▸ Directions for this task
Pull out every line below containing the word "Output".
== Data for this exercise ==
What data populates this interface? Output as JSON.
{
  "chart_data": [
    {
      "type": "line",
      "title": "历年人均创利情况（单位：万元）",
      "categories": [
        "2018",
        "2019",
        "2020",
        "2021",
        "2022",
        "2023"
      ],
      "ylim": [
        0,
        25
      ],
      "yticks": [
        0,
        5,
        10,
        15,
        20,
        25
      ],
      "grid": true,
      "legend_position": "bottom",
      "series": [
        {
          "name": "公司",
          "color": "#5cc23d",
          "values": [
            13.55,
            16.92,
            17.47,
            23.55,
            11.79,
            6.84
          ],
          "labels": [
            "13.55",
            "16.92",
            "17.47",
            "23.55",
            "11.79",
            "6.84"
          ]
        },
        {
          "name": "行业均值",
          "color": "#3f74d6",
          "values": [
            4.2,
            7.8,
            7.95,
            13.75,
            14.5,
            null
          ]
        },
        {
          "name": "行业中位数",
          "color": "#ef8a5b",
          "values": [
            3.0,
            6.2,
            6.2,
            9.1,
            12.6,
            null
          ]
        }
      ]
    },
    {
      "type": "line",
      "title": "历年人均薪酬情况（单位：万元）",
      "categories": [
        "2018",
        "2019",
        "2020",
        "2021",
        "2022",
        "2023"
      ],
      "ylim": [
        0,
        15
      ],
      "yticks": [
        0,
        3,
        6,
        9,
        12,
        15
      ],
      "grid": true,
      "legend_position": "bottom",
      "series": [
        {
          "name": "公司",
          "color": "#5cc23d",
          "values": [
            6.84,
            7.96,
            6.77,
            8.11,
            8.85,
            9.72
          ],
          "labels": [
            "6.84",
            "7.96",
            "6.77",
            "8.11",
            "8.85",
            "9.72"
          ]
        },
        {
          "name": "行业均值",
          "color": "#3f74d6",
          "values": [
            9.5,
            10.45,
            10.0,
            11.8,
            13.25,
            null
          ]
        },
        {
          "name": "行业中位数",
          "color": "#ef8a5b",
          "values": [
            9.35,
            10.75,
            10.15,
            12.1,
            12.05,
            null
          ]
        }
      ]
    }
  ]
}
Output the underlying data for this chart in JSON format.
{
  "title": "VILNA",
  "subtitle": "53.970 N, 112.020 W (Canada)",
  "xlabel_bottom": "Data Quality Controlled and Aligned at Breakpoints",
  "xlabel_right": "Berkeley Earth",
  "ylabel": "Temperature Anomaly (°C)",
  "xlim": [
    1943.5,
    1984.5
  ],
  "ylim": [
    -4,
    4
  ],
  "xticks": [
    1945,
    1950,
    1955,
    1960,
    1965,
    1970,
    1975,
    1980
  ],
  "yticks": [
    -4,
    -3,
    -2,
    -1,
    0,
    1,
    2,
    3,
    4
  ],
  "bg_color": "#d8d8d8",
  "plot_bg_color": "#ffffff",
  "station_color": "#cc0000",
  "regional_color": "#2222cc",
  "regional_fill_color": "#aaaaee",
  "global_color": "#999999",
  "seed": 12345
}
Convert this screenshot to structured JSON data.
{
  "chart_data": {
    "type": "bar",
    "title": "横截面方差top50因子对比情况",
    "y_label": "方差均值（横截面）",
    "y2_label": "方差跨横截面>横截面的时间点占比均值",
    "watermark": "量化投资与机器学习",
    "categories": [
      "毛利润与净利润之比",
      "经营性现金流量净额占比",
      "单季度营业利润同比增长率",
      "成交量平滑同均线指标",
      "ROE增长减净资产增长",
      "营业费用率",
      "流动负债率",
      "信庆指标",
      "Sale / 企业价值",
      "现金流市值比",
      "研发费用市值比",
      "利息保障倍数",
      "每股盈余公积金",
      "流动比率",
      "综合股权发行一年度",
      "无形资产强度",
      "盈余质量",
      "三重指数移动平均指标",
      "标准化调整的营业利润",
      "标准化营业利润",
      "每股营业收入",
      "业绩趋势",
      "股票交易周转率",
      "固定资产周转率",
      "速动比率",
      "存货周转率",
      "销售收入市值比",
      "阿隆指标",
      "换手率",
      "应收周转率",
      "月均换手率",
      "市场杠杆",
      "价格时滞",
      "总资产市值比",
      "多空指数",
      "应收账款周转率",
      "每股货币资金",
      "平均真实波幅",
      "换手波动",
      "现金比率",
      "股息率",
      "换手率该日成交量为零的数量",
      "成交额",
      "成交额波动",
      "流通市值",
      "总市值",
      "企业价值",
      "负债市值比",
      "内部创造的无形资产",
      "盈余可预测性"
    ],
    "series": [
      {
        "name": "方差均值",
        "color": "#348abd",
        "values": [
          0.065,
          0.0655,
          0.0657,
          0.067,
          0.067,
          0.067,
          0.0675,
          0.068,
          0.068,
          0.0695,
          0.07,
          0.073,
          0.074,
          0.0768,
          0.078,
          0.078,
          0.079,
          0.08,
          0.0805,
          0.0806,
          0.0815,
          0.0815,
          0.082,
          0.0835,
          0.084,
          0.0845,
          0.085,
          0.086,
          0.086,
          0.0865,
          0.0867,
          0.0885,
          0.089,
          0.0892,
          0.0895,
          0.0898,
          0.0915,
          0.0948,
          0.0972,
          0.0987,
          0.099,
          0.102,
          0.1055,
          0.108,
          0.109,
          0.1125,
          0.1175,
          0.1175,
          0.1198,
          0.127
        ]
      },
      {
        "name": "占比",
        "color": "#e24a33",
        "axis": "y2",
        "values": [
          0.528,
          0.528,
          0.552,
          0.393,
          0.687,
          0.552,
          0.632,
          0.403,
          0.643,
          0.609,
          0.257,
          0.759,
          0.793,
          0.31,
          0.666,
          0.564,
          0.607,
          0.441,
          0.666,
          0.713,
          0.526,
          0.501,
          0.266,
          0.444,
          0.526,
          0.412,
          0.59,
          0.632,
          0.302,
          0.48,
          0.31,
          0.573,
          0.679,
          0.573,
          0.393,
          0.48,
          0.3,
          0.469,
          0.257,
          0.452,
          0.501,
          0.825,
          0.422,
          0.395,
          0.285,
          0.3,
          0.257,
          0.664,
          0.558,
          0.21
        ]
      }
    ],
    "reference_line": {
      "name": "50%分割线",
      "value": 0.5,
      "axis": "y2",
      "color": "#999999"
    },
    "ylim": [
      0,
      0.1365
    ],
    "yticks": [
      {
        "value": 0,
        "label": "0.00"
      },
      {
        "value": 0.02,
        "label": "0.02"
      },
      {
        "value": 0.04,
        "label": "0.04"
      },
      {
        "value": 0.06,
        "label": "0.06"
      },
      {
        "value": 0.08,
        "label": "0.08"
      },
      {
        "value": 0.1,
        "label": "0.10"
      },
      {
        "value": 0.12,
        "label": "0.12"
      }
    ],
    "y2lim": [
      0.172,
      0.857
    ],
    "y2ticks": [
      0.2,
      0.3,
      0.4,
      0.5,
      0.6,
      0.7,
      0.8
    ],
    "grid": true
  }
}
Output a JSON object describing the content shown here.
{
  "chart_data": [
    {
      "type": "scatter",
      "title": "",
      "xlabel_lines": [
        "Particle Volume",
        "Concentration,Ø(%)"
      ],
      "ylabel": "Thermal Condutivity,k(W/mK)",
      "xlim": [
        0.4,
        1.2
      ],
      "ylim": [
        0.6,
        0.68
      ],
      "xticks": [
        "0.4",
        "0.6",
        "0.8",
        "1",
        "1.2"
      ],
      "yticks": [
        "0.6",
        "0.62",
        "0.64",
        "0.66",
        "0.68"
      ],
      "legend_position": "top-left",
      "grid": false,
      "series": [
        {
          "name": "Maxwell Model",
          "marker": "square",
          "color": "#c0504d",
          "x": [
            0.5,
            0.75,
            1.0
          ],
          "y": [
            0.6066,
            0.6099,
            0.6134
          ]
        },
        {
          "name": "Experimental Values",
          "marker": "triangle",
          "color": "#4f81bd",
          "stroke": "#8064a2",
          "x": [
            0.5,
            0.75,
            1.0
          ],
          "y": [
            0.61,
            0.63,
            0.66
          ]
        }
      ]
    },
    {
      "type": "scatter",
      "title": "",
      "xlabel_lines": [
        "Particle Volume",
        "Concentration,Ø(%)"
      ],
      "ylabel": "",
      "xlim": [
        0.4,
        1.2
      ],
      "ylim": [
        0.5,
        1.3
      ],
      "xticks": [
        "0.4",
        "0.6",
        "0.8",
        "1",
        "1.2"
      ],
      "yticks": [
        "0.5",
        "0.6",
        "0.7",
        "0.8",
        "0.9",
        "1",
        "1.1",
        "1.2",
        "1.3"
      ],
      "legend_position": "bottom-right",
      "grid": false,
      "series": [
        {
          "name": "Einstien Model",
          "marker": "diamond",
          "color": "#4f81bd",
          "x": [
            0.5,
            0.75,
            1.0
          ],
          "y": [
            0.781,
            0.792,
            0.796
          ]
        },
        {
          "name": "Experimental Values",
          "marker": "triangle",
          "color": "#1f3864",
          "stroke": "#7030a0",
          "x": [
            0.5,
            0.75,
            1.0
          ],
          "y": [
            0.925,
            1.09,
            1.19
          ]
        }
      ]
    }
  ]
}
===
▸ Expected answer
What data populates this interface? Output as JSON.
Output the underlying data for this chart in JSON format.
Output a JSON object describing the content shown here.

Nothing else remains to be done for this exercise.